Given task:
Below are the records; reproduce all of them exactly but without any images.

Task input:

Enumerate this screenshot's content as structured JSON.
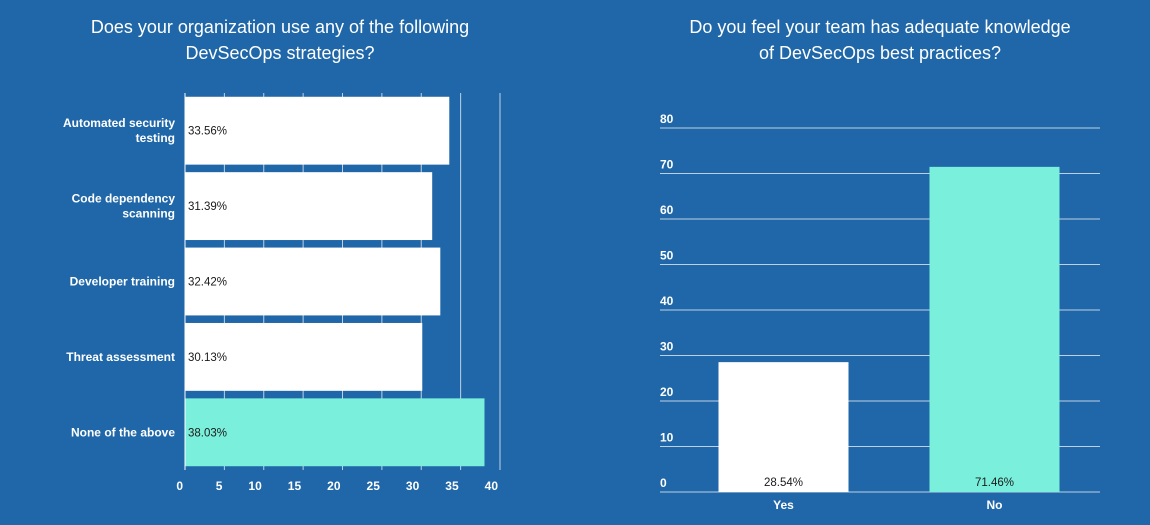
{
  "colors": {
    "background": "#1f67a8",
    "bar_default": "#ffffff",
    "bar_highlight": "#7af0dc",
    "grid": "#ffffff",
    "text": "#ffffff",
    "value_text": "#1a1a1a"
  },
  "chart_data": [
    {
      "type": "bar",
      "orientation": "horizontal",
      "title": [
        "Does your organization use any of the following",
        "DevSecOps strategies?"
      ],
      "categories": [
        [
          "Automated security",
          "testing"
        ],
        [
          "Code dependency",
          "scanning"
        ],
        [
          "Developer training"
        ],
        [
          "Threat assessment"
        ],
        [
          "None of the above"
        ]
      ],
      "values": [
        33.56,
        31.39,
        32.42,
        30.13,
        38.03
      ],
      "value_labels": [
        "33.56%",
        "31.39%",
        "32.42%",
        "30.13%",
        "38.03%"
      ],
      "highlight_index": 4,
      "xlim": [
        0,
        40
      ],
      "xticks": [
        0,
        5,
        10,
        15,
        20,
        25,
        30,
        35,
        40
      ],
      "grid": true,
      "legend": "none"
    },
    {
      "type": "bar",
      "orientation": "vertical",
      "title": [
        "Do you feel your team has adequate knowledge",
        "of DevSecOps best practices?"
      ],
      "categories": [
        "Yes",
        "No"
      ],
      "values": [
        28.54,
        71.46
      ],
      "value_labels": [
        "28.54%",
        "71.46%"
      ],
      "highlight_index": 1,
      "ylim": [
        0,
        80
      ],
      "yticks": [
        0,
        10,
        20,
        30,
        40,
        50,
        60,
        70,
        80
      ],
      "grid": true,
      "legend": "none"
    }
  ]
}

Solution for this exercise:
Enumerate this screenshot's content as structured JSON.
{
  "colors": {
    "background": "#1f67a8",
    "bar_default": "#ffffff",
    "bar_highlight": "#7af0dc",
    "grid": "#ffffff",
    "text": "#ffffff",
    "value_text": "#1a1a1a"
  },
  "chart_data": [
    {
      "type": "bar",
      "orientation": "horizontal",
      "title": [
        "Does your organization use any of the following",
        "DevSecOps strategies?"
      ],
      "categories": [
        [
          "Automated security",
          "testing"
        ],
        [
          "Code dependency",
          "scanning"
        ],
        [
          "Developer training"
        ],
        [
          "Threat assessment"
        ],
        [
          "None of the above"
        ]
      ],
      "values": [
        33.56,
        31.39,
        32.42,
        30.13,
        38.03
      ],
      "value_labels": [
        "33.56%",
        "31.39%",
        "32.42%",
        "30.13%",
        "38.03%"
      ],
      "highlight_index": 4,
      "xlim": [
        0,
        40
      ],
      "xticks": [
        0,
        5,
        10,
        15,
        20,
        25,
        30,
        35,
        40
      ],
      "grid": true,
      "legend": "none"
    },
    {
      "type": "bar",
      "orientation": "vertical",
      "title": [
        "Do you feel your team has adequate knowledge",
        "of DevSecOps best practices?"
      ],
      "categories": [
        "Yes",
        "No"
      ],
      "values": [
        28.54,
        71.46
      ],
      "value_labels": [
        "28.54%",
        "71.46%"
      ],
      "highlight_index": 1,
      "ylim": [
        0,
        80
      ],
      "yticks": [
        0,
        10,
        20,
        30,
        40,
        50,
        60,
        70,
        80
      ],
      "grid": true,
      "legend": "none"
    }
  ]
}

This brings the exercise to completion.